Below is a set of records. Repeat all of them exactly.

> Provided records
+===+

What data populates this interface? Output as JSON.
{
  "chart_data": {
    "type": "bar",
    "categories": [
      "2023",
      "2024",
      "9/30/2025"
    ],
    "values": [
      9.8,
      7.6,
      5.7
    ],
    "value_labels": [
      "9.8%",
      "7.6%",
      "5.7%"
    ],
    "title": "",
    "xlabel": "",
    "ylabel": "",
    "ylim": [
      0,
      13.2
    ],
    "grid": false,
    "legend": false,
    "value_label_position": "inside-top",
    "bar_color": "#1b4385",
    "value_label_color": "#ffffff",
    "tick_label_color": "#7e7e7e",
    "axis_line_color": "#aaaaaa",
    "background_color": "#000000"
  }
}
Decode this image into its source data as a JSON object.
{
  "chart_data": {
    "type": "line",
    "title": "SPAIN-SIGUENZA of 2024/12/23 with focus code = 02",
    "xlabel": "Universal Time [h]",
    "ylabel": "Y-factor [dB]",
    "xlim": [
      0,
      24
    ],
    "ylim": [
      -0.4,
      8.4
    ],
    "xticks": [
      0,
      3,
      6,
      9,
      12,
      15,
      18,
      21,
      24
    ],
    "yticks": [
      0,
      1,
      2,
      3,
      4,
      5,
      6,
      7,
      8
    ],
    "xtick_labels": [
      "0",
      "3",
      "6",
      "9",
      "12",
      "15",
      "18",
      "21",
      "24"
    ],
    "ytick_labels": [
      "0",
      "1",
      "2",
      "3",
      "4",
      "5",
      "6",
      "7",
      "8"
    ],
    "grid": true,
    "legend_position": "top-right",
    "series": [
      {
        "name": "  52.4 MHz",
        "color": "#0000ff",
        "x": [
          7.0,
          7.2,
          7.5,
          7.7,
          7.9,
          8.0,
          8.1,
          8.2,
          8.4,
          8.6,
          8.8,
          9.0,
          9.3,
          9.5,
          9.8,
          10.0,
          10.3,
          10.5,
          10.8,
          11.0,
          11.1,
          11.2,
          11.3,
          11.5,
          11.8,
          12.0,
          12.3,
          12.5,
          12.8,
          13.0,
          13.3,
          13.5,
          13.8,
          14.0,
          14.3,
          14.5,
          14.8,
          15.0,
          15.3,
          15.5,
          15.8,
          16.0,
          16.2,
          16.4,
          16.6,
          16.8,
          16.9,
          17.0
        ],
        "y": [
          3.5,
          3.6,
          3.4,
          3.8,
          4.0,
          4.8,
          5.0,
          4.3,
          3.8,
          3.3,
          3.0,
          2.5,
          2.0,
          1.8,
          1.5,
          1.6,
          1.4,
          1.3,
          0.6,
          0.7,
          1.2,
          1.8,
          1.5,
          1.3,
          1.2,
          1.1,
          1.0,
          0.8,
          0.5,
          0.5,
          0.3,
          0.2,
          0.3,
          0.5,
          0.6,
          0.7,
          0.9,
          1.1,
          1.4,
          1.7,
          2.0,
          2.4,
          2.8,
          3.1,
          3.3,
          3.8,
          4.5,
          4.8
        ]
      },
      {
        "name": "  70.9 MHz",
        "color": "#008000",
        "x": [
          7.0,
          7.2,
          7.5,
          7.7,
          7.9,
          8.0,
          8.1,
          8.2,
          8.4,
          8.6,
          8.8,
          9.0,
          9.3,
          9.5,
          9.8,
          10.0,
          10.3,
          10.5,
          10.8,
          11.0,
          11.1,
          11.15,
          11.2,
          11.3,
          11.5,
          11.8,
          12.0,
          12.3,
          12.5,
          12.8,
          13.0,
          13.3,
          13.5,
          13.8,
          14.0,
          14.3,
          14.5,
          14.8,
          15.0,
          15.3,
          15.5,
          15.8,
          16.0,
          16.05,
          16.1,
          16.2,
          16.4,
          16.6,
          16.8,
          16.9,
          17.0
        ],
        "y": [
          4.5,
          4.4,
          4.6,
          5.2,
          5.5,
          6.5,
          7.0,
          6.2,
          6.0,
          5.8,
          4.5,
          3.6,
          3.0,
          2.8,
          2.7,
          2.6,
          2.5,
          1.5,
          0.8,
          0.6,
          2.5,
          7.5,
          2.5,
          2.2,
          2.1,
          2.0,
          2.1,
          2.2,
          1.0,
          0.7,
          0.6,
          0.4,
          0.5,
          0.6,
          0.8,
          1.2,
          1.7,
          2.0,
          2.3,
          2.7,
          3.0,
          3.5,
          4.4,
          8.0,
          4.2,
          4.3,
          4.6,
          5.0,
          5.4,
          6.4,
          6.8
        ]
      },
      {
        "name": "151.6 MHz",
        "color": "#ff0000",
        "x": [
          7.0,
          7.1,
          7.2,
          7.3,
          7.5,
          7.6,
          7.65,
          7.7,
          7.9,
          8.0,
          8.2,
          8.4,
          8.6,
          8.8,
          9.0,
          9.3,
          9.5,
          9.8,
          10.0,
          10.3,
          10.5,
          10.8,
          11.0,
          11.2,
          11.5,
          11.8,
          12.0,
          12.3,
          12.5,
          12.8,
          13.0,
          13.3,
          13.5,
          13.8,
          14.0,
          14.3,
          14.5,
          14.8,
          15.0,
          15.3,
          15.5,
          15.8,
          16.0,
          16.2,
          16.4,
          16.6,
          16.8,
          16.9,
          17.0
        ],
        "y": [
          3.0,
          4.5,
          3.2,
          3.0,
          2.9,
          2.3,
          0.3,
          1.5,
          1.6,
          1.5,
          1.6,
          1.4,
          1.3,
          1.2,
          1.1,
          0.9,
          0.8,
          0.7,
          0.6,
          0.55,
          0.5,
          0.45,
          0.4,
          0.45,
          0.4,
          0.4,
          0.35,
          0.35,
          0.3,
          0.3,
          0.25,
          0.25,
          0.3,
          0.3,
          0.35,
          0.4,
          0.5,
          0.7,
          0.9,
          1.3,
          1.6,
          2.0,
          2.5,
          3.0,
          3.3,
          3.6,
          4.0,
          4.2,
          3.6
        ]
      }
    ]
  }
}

+===+

> Expected answer
What data populates this interface? Output as JSON.
{
  "chart_data": {
    "type": "bar",
    "categories": [
      "2023",
      "2024",
      "9/30/2025"
    ],
    "values": [
      9.8,
      7.6,
      5.7
    ],
    "value_labels": [
      "9.8%",
      "7.6%",
      "5.7%"
    ],
    "title": "",
    "xlabel": "",
    "ylabel": "",
    "ylim": [
      0,
      13.2
    ],
    "grid": false,
    "legend": false,
    "value_label_position": "inside-top",
    "bar_color": "#1b4385",
    "value_label_color": "#ffffff",
    "tick_label_color": "#7e7e7e",
    "axis_line_color": "#aaaaaa",
    "background_color": "#000000"
  }
}
Decode this image into its source data as a JSON object.
{
  "chart_data": {
    "type": "line",
    "title": "SPAIN-SIGUENZA of 2024/12/23 with focus code = 02",
    "xlabel": "Universal Time [h]",
    "ylabel": "Y-factor [dB]",
    "xlim": [
      0,
      24
    ],
    "ylim": [
      -0.4,
      8.4
    ],
    "xticks": [
      0,
      3,
      6,
      9,
      12,
      15,
      18,
      21,
      24
    ],
    "yticks": [
      0,
      1,
      2,
      3,
      4,
      5,
      6,
      7,
      8
    ],
    "xtick_labels": [
      "0",
      "3",
      "6",
      "9",
      "12",
      "15",
      "18",
      "21",
      "24"
    ],
    "ytick_labels": [
      "0",
      "1",
      "2",
      "3",
      "4",
      "5",
      "6",
      "7",
      "8"
    ],
    "grid": true,
    "legend_position": "top-right",
    "series": [
      {
        "name": "  52.4 MHz",
        "color": "#0000ff",
        "x": [
          7.0,
          7.2,
          7.5,
          7.7,
          7.9,
          8.0,
          8.1,
          8.2,
          8.4,
          8.6,
          8.8,
          9.0,
          9.3,
          9.5,
          9.8,
          10.0,
          10.3,
          10.5,
          10.8,
          11.0,
          11.1,
          11.2,
          11.3,
          11.5,
          11.8,
          12.0,
          12.3,
          12.5,
          12.8,
          13.0,
          13.3,
          13.5,
          13.8,
          14.0,
          14.3,
          14.5,
          14.8,
          15.0,
          15.3,
          15.5,
          15.8,
          16.0,
          16.2,
          16.4,
          16.6,
          16.8,
          16.9,
          17.0
        ],
        "y": [
          3.5,
          3.6,
          3.4,
          3.8,
          4.0,
          4.8,
          5.0,
          4.3,
          3.8,
          3.3,
          3.0,
          2.5,
          2.0,
          1.8,
          1.5,
          1.6,
          1.4,
          1.3,
          0.6,
          0.7,
          1.2,
          1.8,
          1.5,
          1.3,
          1.2,
          1.1,
          1.0,
          0.8,
          0.5,
          0.5,
          0.3,
          0.2,
          0.3,
          0.5,
          0.6,
          0.7,
          0.9,
          1.1,
          1.4,
          1.7,
          2.0,
          2.4,
          2.8,
          3.1,
          3.3,
          3.8,
          4.5,
          4.8
        ]
      },
      {
        "name": "  70.9 MHz",
        "color": "#008000",
        "x": [
          7.0,
          7.2,
          7.5,
          7.7,
          7.9,
          8.0,
          8.1,
          8.2,
          8.4,
          8.6,
          8.8,
          9.0,
          9.3,
          9.5,
          9.8,
          10.0,
          10.3,
          10.5,
          10.8,
          11.0,
          11.1,
          11.15,
          11.2,
          11.3,
          11.5,
          11.8,
          12.0,
          12.3,
          12.5,
          12.8,
          13.0,
          13.3,
          13.5,
          13.8,
          14.0,
          14.3,
          14.5,
          14.8,
          15.0,
          15.3,
          15.5,
          15.8,
          16.0,
          16.05,
          16.1,
          16.2,
          16.4,
          16.6,
          16.8,
          16.9,
          17.0
        ],
        "y": [
          4.5,
          4.4,
          4.6,
          5.2,
          5.5,
          6.5,
          7.0,
          6.2,
          6.0,
          5.8,
          4.5,
          3.6,
          3.0,
          2.8,
          2.7,
          2.6,
          2.5,
          1.5,
          0.8,
          0.6,
          2.5,
          7.5,
          2.5,
          2.2,
          2.1,
          2.0,
          2.1,
          2.2,
          1.0,
          0.7,
          0.6,
          0.4,
          0.5,
          0.6,
          0.8,
          1.2,
          1.7,
          2.0,
          2.3,
          2.7,
          3.0,
          3.5,
          4.4,
          8.0,
          4.2,
          4.3,
          4.6,
          5.0,
          5.4,
          6.4,
          6.8
        ]
      },
      {
        "name": "151.6 MHz",
        "color": "#ff0000",
        "x": [
          7.0,
          7.1,
          7.2,
          7.3,
          7.5,
          7.6,
          7.65,
          7.7,
          7.9,
          8.0,
          8.2,
          8.4,
          8.6,
          8.8,
          9.0,
          9.3,
          9.5,
          9.8,
          10.0,
          10.3,
          10.5,
          10.8,
          11.0,
          11.2,
          11.5,
          11.8,
          12.0,
          12.3,
          12.5,
          12.8,
          13.0,
          13.3,
          13.5,
          13.8,
          14.0,
          14.3,
          14.5,
          14.8,
          15.0,
          15.3,
          15.5,
          15.8,
          16.0,
          16.2,
          16.4,
          16.6,
          16.8,
          16.9,
          17.0
        ],
        "y": [
          3.0,
          4.5,
          3.2,
          3.0,
          2.9,
          2.3,
          0.3,
          1.5,
          1.6,
          1.5,
          1.6,
          1.4,
          1.3,
          1.2,
          1.1,
          0.9,
          0.8,
          0.7,
          0.6,
          0.55,
          0.5,
          0.45,
          0.4,
          0.45,
          0.4,
          0.4,
          0.35,
          0.35,
          0.3,
          0.3,
          0.25,
          0.25,
          0.3,
          0.3,
          0.35,
          0.4,
          0.5,
          0.7,
          0.9,
          1.3,
          1.6,
          2.0,
          2.5,
          3.0,
          3.3,
          3.6,
          4.0,
          4.2,
          3.6
        ]
      }
    ]
  }
}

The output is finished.